* Begin Available records *

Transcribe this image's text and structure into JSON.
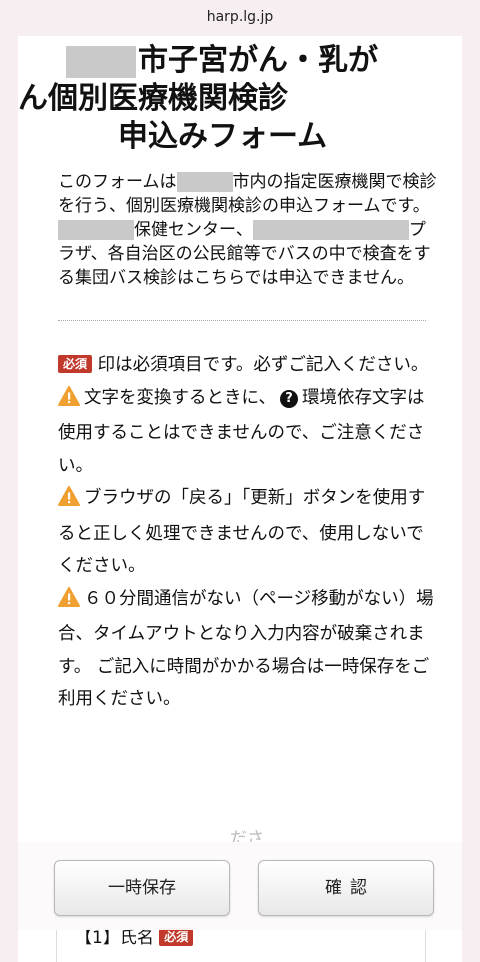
{
  "browser": {
    "url": "harp.lg.jp"
  },
  "form": {
    "title_line1": "市子宮がん・乳が",
    "title_line2": "ん個別医療機関検診",
    "title_line3": "申込みフォーム"
  },
  "intro": {
    "p1_a": "このフォームは",
    "p1_b": "市内の指定医療機関で検診を行う、個別医療機関検診の申込フォームです。",
    "p2_a": "保健センター、",
    "p2_b": "プラザ、各自治区の公民館等でバスの中で検査をする集団バス検診はこちらでは申込できません。"
  },
  "notes": {
    "required_badge": "必須",
    "required_text": "印は必須項目です。必ずご記入ください。",
    "char_a": "文字を変換するときに、",
    "char_b": "環境依存文字は使用することはできませんので、ご注意ください。",
    "browser_note": "ブラウザの「戻る」「更新」ボタンを使用すると正しく処理できませんので、使用しないでください。",
    "timeout_note": "６０分間通信がない（ページ移動がない）場合、タイムアウトとなり入力内容が破棄されます。 ご記入に時間がかかる場合は一時保存をご利用ください。"
  },
  "faded_text": "ださ",
  "actions": {
    "save_label": "一時保存",
    "confirm_label": "確認"
  },
  "field1": {
    "label": "【1】氏名",
    "badge": "必須"
  },
  "colors": {
    "badge": "#c0392b",
    "warning": "#f0a030",
    "redaction": "#c9c9c9"
  }
}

* End Available records *

Direction ->
Return the material word for word. Pictures are not part of the copy.

Response ->
Transcribe this image's text and structure into JSON.
{
  "browser": {
    "url": "harp.lg.jp"
  },
  "form": {
    "title_line1": "市子宮がん・乳が",
    "title_line2": "ん個別医療機関検診",
    "title_line3": "申込みフォーム"
  },
  "intro": {
    "p1_a": "このフォームは",
    "p1_b": "市内の指定医療機関で検診を行う、個別医療機関検診の申込フォームです。",
    "p2_a": "保健センター、",
    "p2_b": "プラザ、各自治区の公民館等でバスの中で検査をする集団バス検診はこちらでは申込できません。"
  },
  "notes": {
    "required_badge": "必須",
    "required_text": "印は必須項目です。必ずご記入ください。",
    "char_a": "文字を変換するときに、",
    "char_b": "環境依存文字は使用することはできませんので、ご注意ください。",
    "browser_note": "ブラウザの「戻る」「更新」ボタンを使用すると正しく処理できませんので、使用しないでください。",
    "timeout_note": "６０分間通信がない（ページ移動がない）場合、タイムアウトとなり入力内容が破棄されます。 ご記入に時間がかかる場合は一時保存をご利用ください。"
  },
  "faded_text": "ださ",
  "actions": {
    "save_label": "一時保存",
    "confirm_label": "確認"
  },
  "field1": {
    "label": "【1】氏名",
    "badge": "必須"
  },
  "colors": {
    "badge": "#c0392b",
    "warning": "#f0a030",
    "redaction": "#c9c9c9"
  }
}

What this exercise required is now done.